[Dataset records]
....
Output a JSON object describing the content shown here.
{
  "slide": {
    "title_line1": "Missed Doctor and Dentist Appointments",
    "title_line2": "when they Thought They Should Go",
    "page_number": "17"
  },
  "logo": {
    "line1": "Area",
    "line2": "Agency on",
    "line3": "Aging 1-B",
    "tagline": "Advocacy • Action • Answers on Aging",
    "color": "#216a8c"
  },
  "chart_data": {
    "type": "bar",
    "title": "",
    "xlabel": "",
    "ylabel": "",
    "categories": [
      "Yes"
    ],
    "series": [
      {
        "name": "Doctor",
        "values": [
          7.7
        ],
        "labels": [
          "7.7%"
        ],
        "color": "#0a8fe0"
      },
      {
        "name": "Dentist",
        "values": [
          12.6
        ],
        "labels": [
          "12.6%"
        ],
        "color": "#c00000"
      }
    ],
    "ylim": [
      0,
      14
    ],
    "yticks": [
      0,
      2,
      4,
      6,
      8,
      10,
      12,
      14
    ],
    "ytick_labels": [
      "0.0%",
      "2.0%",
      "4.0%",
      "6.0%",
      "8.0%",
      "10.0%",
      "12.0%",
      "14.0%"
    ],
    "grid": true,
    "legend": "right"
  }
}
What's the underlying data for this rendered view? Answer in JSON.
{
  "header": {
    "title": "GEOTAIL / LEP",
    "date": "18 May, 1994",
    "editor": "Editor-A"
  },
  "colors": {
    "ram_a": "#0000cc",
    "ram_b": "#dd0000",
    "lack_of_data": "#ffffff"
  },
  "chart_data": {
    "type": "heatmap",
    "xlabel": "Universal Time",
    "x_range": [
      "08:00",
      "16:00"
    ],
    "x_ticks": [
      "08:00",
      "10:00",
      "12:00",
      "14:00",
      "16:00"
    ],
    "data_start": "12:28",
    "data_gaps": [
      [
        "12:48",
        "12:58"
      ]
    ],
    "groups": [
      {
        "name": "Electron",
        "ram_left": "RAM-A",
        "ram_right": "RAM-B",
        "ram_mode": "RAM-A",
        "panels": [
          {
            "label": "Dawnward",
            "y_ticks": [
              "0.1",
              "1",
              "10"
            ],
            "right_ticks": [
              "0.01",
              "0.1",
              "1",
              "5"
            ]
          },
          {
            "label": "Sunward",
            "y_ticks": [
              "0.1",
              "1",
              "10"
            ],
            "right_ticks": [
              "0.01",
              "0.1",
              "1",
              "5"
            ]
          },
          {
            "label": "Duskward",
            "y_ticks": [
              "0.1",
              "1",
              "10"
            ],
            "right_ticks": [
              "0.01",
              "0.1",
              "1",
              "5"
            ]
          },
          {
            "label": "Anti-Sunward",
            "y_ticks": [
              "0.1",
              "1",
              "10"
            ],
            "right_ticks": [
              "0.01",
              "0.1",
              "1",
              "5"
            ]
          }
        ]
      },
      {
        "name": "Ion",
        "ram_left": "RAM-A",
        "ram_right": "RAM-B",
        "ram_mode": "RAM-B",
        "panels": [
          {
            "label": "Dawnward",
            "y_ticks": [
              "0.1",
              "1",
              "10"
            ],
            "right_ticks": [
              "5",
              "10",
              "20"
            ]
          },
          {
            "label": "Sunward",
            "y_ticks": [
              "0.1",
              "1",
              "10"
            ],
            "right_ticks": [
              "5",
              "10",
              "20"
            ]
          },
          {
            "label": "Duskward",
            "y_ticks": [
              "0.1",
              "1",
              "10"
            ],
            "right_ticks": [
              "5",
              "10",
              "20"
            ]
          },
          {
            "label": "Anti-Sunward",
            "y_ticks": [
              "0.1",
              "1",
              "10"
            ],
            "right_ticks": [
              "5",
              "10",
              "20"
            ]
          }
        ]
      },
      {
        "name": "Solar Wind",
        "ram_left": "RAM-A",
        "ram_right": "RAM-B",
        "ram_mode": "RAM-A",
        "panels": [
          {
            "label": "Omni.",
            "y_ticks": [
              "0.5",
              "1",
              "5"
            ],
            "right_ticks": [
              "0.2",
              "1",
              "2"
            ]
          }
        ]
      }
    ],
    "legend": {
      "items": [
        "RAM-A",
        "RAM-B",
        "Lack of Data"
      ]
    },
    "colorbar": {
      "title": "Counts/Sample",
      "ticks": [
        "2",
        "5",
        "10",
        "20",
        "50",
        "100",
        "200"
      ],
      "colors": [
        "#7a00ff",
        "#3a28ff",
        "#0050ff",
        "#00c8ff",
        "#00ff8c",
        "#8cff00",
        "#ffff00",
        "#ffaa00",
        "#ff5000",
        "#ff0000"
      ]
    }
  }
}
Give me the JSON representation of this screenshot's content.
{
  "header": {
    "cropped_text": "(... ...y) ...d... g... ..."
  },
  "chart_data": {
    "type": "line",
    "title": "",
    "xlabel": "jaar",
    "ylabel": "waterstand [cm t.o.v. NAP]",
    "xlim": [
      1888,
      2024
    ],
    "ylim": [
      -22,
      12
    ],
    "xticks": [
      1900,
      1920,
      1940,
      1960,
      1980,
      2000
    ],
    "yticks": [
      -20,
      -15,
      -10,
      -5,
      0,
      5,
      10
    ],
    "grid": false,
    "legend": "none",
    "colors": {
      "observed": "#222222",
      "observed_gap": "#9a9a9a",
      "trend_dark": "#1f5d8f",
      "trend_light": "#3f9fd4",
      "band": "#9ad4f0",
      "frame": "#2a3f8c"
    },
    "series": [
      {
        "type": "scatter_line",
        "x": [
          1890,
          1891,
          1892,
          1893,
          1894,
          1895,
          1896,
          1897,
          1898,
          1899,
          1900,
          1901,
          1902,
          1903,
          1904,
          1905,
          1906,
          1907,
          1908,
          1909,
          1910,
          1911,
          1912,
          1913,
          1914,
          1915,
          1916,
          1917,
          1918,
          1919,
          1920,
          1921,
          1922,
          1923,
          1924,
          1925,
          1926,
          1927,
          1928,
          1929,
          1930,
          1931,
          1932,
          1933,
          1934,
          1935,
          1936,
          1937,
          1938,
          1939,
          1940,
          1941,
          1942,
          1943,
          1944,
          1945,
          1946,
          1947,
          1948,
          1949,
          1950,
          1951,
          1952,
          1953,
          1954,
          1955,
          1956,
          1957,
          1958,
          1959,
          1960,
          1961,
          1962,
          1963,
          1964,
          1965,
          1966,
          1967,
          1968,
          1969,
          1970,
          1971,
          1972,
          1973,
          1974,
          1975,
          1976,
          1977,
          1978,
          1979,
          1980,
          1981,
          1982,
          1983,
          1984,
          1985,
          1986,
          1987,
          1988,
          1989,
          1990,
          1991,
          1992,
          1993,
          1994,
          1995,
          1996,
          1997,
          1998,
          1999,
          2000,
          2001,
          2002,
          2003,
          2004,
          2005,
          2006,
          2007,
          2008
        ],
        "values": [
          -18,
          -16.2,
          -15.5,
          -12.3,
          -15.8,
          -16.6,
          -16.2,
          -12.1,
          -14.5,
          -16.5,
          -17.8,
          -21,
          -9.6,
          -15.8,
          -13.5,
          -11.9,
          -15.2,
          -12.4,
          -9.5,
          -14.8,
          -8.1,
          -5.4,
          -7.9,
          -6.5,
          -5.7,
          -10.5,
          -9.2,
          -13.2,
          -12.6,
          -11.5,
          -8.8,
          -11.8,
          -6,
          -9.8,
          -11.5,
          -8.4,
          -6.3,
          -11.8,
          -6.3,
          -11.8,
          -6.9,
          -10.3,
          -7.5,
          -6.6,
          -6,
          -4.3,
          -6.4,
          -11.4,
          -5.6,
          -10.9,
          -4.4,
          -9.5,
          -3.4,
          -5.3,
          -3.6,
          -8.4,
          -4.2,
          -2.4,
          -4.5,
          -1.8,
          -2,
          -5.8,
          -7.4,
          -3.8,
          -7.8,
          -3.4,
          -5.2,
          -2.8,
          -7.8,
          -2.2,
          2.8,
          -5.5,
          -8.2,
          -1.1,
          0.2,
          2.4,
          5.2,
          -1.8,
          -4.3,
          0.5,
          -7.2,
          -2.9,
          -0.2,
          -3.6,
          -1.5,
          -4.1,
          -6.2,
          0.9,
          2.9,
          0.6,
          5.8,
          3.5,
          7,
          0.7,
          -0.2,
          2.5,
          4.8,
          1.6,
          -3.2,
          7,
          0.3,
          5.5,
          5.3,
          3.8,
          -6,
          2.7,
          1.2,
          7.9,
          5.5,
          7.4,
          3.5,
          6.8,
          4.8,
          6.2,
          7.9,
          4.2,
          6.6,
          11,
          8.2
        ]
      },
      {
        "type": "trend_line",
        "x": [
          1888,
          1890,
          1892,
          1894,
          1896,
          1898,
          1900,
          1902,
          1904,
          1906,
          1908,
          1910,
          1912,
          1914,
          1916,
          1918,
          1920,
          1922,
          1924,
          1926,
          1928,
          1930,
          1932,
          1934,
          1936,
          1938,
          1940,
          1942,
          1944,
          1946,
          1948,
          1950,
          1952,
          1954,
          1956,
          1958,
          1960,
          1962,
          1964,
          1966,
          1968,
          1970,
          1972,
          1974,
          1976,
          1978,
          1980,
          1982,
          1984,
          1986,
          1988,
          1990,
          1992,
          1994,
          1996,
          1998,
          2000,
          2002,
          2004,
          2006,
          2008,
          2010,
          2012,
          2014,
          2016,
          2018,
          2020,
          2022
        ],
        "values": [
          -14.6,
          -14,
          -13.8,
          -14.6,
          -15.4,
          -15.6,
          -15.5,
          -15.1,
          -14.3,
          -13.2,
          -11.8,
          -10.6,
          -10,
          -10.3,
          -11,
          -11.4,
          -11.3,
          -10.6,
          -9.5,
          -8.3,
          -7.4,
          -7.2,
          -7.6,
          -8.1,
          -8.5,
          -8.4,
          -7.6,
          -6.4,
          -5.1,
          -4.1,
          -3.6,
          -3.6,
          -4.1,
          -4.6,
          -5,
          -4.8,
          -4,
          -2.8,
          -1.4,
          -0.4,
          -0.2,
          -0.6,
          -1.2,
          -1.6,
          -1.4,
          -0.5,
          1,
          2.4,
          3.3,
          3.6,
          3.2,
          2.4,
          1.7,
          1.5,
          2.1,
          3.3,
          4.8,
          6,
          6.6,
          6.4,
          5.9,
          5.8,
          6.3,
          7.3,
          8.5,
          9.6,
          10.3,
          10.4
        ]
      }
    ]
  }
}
....
● Request: Show the lines of the records that contain the word "Aging".

● Problem solution:
    "line3": "Aging 1-B",
    "tagline": "Advocacy • Action • Answers on Aging",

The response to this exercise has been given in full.